## start

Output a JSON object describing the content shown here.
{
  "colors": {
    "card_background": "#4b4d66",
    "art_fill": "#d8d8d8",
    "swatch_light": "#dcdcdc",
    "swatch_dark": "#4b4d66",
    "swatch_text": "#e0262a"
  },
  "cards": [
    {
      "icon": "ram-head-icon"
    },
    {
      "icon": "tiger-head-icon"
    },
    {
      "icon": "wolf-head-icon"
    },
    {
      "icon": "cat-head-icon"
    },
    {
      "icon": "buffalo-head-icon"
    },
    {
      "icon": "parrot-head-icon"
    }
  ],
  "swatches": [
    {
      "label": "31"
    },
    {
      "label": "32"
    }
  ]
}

## end

- Exercise prompt
Return all of the above records exactly, leaving no line out.

- Correct response
Output a JSON object describing the content shown here.
{
  "colors": {
    "card_background": "#4b4d66",
    "art_fill": "#d8d8d8",
    "swatch_light": "#dcdcdc",
    "swatch_dark": "#4b4d66",
    "swatch_text": "#e0262a"
  },
  "cards": [
    {
      "icon": "ram-head-icon"
    },
    {
      "icon": "tiger-head-icon"
    },
    {
      "icon": "wolf-head-icon"
    },
    {
      "icon": "cat-head-icon"
    },
    {
      "icon": "buffalo-head-icon"
    },
    {
      "icon": "parrot-head-icon"
    }
  ],
  "swatches": [
    {
      "label": "31"
    },
    {
      "label": "32"
    }
  ]
}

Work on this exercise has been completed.